• Exercise brief: Write the records out again, precisely as they stand.

-- Start of Extracted data --

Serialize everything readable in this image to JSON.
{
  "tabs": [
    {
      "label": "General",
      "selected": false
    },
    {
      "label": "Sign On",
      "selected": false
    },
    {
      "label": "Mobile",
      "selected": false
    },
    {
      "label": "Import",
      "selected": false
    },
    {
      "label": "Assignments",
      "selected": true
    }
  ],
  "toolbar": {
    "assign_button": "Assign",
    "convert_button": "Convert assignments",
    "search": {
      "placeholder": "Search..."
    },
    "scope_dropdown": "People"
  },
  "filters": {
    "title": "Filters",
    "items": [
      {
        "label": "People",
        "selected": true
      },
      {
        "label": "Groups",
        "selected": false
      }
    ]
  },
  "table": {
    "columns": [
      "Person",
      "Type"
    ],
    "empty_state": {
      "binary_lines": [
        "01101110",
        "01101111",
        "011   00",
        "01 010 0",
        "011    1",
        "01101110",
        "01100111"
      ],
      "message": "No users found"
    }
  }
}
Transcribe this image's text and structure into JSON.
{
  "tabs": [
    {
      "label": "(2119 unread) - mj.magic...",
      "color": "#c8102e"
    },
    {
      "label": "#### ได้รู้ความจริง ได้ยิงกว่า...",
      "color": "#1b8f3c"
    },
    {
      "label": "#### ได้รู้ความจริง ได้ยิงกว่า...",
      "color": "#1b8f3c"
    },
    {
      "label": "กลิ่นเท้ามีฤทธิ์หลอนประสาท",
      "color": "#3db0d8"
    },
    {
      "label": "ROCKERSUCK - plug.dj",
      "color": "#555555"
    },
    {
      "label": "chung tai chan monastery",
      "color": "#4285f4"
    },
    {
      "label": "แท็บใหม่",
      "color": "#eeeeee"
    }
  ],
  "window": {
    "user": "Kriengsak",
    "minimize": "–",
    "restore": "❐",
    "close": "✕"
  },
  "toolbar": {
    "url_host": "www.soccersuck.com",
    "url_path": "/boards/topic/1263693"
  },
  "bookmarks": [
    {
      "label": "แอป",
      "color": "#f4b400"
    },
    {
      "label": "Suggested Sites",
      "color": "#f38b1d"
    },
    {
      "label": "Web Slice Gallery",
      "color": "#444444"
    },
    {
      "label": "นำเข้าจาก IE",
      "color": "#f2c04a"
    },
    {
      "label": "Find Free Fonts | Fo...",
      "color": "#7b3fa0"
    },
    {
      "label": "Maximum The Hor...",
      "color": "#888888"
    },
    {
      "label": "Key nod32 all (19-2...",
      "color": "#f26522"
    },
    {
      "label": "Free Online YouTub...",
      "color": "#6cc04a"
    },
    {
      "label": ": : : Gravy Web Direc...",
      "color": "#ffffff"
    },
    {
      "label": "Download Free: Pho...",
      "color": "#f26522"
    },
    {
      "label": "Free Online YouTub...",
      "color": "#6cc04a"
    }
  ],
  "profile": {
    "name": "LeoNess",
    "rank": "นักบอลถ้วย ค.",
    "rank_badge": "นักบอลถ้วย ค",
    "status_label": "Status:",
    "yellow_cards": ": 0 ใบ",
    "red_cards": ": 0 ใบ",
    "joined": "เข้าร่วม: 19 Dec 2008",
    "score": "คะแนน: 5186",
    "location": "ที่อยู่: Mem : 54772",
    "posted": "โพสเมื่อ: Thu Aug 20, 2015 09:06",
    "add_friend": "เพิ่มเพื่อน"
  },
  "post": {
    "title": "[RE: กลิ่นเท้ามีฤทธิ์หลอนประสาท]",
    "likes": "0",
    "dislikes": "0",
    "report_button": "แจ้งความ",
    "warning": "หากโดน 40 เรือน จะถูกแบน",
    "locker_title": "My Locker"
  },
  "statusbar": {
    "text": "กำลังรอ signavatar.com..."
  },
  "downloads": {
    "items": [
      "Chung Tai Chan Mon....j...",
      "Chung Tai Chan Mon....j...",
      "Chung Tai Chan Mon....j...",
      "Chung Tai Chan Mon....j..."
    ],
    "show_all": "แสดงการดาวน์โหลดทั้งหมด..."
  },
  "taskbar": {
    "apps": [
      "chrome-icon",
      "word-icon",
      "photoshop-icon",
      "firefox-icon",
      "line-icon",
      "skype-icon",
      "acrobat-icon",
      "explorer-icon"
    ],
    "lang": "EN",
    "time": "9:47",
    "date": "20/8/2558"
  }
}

-- End of Extracted data --

• Output for this exercise:
Serialize everything readable in this image to JSON.
{
  "tabs": [
    {
      "label": "General",
      "selected": false
    },
    {
      "label": "Sign On",
      "selected": false
    },
    {
      "label": "Mobile",
      "selected": false
    },
    {
      "label": "Import",
      "selected": false
    },
    {
      "label": "Assignments",
      "selected": true
    }
  ],
  "toolbar": {
    "assign_button": "Assign",
    "convert_button": "Convert assignments",
    "search": {
      "placeholder": "Search..."
    },
    "scope_dropdown": "People"
  },
  "filters": {
    "title": "Filters",
    "items": [
      {
        "label": "People",
        "selected": true
      },
      {
        "label": "Groups",
        "selected": false
      }
    ]
  },
  "table": {
    "columns": [
      "Person",
      "Type"
    ],
    "empty_state": {
      "binary_lines": [
        "01101110",
        "01101111",
        "011   00",
        "01 010 0",
        "011    1",
        "01101110",
        "01100111"
      ],
      "message": "No users found"
    }
  }
}
Transcribe this image's text and structure into JSON.
{
  "tabs": [
    {
      "label": "(2119 unread) - mj.magic...",
      "color": "#c8102e"
    },
    {
      "label": "#### ได้รู้ความจริง ได้ยิงกว่า...",
      "color": "#1b8f3c"
    },
    {
      "label": "#### ได้รู้ความจริง ได้ยิงกว่า...",
      "color": "#1b8f3c"
    },
    {
      "label": "กลิ่นเท้ามีฤทธิ์หลอนประสาท",
      "color": "#3db0d8"
    },
    {
      "label": "ROCKERSUCK - plug.dj",
      "color": "#555555"
    },
    {
      "label": "chung tai chan monastery",
      "color": "#4285f4"
    },
    {
      "label": "แท็บใหม่",
      "color": "#eeeeee"
    }
  ],
  "window": {
    "user": "Kriengsak",
    "minimize": "–",
    "restore": "❐",
    "close": "✕"
  },
  "toolbar": {
    "url_host": "www.soccersuck.com",
    "url_path": "/boards/topic/1263693"
  },
  "bookmarks": [
    {
      "label": "แอป",
      "color": "#f4b400"
    },
    {
      "label": "Suggested Sites",
      "color": "#f38b1d"
    },
    {
      "label": "Web Slice Gallery",
      "color": "#444444"
    },
    {
      "label": "นำเข้าจาก IE",
      "color": "#f2c04a"
    },
    {
      "label": "Find Free Fonts | Fo...",
      "color": "#7b3fa0"
    },
    {
      "label": "Maximum The Hor...",
      "color": "#888888"
    },
    {
      "label": "Key nod32 all (19-2...",
      "color": "#f26522"
    },
    {
      "label": "Free Online YouTub...",
      "color": "#6cc04a"
    },
    {
      "label": ": : : Gravy Web Direc...",
      "color": "#ffffff"
    },
    {
      "label": "Download Free: Pho...",
      "color": "#f26522"
    },
    {
      "label": "Free Online YouTub...",
      "color": "#6cc04a"
    }
  ],
  "profile": {
    "name": "LeoNess",
    "rank": "นักบอลถ้วย ค.",
    "rank_badge": "นักบอลถ้วย ค",
    "status_label": "Status:",
    "yellow_cards": ": 0 ใบ",
    "red_cards": ": 0 ใบ",
    "joined": "เข้าร่วม: 19 Dec 2008",
    "score": "คะแนน: 5186",
    "location": "ที่อยู่: Mem : 54772",
    "posted": "โพสเมื่อ: Thu Aug 20, 2015 09:06",
    "add_friend": "เพิ่มเพื่อน"
  },
  "post": {
    "title": "[RE: กลิ่นเท้ามีฤทธิ์หลอนประสาท]",
    "likes": "0",
    "dislikes": "0",
    "report_button": "แจ้งความ",
    "warning": "หากโดน 40 เรือน จะถูกแบน",
    "locker_title": "My Locker"
  },
  "statusbar": {
    "text": "กำลังรอ signavatar.com..."
  },
  "downloads": {
    "items": [
      "Chung Tai Chan Mon....j...",
      "Chung Tai Chan Mon....j...",
      "Chung Tai Chan Mon....j...",
      "Chung Tai Chan Mon....j..."
    ],
    "show_all": "แสดงการดาวน์โหลดทั้งหมด..."
  },
  "taskbar": {
    "apps": [
      "chrome-icon",
      "word-icon",
      "photoshop-icon",
      "firefox-icon",
      "line-icon",
      "skype-icon",
      "acrobat-icon",
      "explorer-icon"
    ],
    "lang": "EN",
    "time": "9:47",
    "date": "20/8/2558"
  }
}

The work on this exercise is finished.